*What is asked*
Answer with one number: the count of lines in this material that hold the word "Staff".

== Dataset excerpts

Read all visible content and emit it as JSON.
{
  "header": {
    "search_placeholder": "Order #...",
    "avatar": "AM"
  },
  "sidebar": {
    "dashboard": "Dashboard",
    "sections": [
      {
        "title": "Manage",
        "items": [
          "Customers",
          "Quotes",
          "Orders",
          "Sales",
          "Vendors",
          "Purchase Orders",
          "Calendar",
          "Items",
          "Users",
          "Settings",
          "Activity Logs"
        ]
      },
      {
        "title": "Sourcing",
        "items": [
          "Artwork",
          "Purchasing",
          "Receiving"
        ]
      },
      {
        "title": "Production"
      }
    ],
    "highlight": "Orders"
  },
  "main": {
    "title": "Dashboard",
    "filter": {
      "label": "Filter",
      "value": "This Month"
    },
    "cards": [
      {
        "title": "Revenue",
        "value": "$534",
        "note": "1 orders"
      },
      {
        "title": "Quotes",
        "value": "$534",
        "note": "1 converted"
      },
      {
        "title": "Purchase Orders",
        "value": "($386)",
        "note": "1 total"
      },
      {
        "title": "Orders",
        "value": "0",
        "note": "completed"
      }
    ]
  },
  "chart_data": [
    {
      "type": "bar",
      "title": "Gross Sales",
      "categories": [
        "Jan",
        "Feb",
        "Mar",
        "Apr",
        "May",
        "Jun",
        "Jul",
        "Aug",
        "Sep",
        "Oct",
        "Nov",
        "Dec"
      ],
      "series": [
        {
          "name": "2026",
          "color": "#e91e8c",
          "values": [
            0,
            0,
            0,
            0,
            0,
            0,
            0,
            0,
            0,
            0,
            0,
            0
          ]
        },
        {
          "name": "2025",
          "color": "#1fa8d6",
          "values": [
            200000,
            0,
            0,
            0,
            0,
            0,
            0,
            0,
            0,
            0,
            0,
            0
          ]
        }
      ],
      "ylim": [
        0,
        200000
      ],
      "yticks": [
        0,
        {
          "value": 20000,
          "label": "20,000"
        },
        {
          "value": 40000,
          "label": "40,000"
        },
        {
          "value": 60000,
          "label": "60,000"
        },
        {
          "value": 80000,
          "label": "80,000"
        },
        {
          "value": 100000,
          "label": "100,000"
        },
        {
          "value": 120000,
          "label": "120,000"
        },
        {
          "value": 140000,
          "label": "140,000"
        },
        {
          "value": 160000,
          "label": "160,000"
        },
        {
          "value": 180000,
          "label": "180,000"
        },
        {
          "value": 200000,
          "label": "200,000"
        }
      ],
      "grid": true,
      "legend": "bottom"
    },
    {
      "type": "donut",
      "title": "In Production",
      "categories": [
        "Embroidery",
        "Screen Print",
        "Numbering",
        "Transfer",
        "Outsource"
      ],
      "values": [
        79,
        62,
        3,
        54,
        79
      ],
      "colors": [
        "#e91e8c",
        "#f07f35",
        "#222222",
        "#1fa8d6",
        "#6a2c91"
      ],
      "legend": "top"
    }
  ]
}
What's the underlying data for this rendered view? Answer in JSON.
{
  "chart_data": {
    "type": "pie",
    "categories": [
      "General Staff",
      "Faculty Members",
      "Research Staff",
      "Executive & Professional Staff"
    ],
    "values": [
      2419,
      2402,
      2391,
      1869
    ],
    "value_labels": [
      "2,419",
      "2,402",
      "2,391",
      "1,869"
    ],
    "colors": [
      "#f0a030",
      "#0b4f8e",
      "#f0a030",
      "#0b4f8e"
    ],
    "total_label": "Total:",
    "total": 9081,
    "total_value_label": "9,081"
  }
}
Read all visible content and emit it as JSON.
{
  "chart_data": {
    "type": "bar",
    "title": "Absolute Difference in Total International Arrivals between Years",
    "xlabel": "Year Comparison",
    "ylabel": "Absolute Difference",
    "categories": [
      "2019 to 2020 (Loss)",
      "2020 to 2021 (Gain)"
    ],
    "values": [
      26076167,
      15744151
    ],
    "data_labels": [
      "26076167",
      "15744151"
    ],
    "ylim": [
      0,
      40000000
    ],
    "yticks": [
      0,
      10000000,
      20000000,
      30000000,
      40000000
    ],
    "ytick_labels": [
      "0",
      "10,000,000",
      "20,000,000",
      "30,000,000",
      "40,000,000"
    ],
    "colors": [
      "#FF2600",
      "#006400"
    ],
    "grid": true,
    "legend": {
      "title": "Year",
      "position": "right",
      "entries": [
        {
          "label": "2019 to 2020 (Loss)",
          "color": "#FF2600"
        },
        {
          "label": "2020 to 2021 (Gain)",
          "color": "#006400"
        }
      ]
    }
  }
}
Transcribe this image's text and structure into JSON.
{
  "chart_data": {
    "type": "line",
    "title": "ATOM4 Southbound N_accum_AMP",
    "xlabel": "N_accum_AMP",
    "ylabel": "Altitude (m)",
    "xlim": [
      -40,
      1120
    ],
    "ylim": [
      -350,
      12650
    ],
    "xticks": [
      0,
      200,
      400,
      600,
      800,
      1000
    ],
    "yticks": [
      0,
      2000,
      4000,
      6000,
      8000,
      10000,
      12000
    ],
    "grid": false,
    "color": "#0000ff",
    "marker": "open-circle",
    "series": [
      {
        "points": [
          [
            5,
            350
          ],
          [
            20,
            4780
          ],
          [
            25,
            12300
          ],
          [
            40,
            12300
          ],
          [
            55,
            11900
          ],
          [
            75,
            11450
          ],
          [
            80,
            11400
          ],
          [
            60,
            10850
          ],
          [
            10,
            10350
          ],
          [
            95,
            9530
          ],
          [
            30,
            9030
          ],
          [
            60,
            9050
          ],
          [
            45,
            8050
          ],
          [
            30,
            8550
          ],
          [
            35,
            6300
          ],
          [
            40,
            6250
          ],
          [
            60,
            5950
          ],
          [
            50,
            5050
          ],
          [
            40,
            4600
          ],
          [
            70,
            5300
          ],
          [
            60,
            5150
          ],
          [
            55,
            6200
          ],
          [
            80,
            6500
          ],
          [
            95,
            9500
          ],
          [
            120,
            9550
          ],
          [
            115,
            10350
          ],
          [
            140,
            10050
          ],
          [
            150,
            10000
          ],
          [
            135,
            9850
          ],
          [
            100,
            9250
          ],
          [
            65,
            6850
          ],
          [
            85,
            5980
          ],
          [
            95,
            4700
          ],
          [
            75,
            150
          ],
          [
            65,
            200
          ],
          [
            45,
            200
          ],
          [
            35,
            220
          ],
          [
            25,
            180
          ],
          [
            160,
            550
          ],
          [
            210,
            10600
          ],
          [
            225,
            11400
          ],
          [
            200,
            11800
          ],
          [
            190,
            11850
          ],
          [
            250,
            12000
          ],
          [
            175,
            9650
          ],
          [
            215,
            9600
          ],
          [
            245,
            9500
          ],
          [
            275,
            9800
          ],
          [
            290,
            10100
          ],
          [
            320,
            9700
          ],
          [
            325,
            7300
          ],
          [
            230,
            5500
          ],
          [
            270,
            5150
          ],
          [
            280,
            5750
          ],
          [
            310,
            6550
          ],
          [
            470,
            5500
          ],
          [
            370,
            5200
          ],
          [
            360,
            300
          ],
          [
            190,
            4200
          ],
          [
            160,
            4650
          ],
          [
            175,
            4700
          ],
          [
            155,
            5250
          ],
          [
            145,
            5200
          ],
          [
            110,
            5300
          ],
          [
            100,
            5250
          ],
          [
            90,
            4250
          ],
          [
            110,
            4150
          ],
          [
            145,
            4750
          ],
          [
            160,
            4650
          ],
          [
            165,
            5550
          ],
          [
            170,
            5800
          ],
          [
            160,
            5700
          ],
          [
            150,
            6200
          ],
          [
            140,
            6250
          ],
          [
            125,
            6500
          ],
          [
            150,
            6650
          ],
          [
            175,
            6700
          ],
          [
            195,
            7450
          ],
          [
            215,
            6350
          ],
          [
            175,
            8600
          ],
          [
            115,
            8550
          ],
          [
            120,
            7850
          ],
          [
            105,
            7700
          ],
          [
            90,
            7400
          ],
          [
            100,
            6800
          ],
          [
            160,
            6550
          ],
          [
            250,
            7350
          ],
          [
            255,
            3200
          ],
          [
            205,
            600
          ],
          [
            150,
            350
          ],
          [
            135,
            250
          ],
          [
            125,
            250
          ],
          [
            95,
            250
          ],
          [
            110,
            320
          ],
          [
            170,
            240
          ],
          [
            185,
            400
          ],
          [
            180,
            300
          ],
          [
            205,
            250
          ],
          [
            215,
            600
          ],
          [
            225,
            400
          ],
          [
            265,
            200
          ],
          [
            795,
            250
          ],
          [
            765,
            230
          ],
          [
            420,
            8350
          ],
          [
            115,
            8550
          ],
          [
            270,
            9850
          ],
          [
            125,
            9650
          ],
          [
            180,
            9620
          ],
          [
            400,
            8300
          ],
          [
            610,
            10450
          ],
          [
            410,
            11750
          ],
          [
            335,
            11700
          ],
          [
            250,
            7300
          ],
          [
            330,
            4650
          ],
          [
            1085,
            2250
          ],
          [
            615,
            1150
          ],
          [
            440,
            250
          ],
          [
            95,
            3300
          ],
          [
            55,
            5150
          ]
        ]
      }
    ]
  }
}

====

*Task answer*
3